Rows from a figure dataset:
★ ★ ★ ★ ★ ★ ★

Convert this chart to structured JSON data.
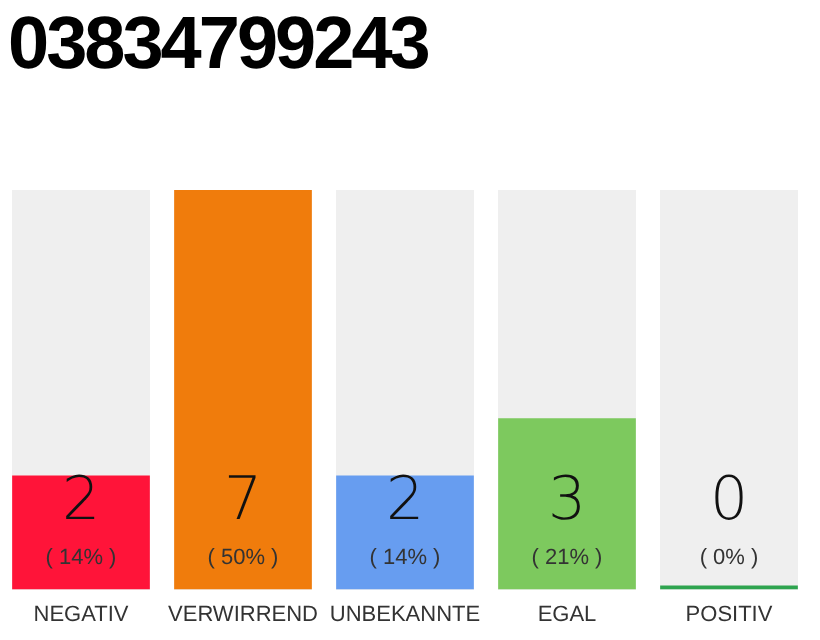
{
  "chart_data": {
    "type": "bar",
    "title": "03834799243",
    "categories": [
      "NEGATIV",
      "VERWIRREND",
      "UNBEKANNTE",
      "EGAL",
      "POSITIV"
    ],
    "values": [
      2,
      7,
      2,
      3,
      0
    ],
    "colors": [
      "#ff1439",
      "#f07c0c",
      "#679df0",
      "#7dc95e",
      "#2ea44f"
    ],
    "value_labels": [
      "2\n( 14% )",
      "7\n( 50% )",
      "2\n( 14% )",
      "3\n( 21% )",
      "0\n( 0% )"
    ],
    "grid": false,
    "legend": false
  }
}
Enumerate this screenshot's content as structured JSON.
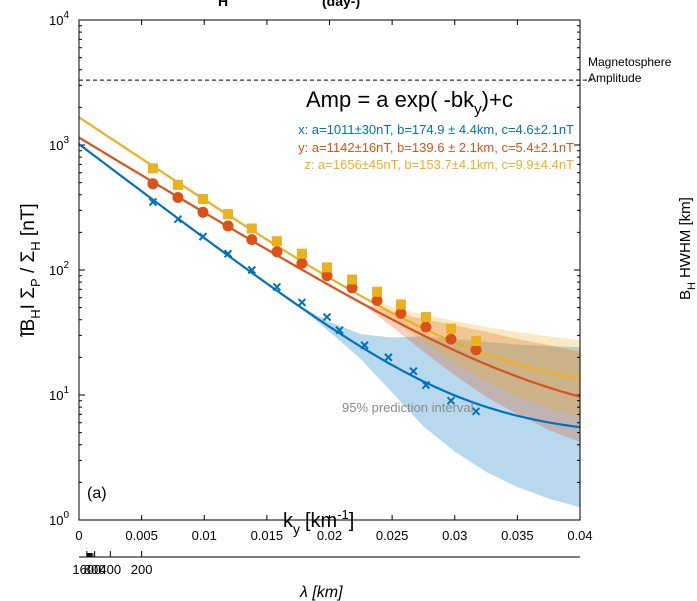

★ ★ ★ ★ ★ ★ ★

Exercise aim :: Transcribe the material exactly, keeping every word and none of the pictures.

Completed task ::
Convert this chart to structured JSON data.
{
  "chart_data": {
    "type": "bar",
    "title": "03834799243",
    "categories": [
      "NEGATIV",
      "VERWIRREND",
      "UNBEKANNTE",
      "EGAL",
      "POSITIV"
    ],
    "values": [
      2,
      7,
      2,
      3,
      0
    ],
    "colors": [
      "#ff1439",
      "#f07c0c",
      "#679df0",
      "#7dc95e",
      "#2ea44f"
    ],
    "value_labels": [
      "2\n( 14% )",
      "7\n( 50% )",
      "2\n( 14% )",
      "3\n( 21% )",
      "0\n( 0% )"
    ],
    "grid": false,
    "legend": false
  }
}
Enumerate this screenshot's content as structured JSON.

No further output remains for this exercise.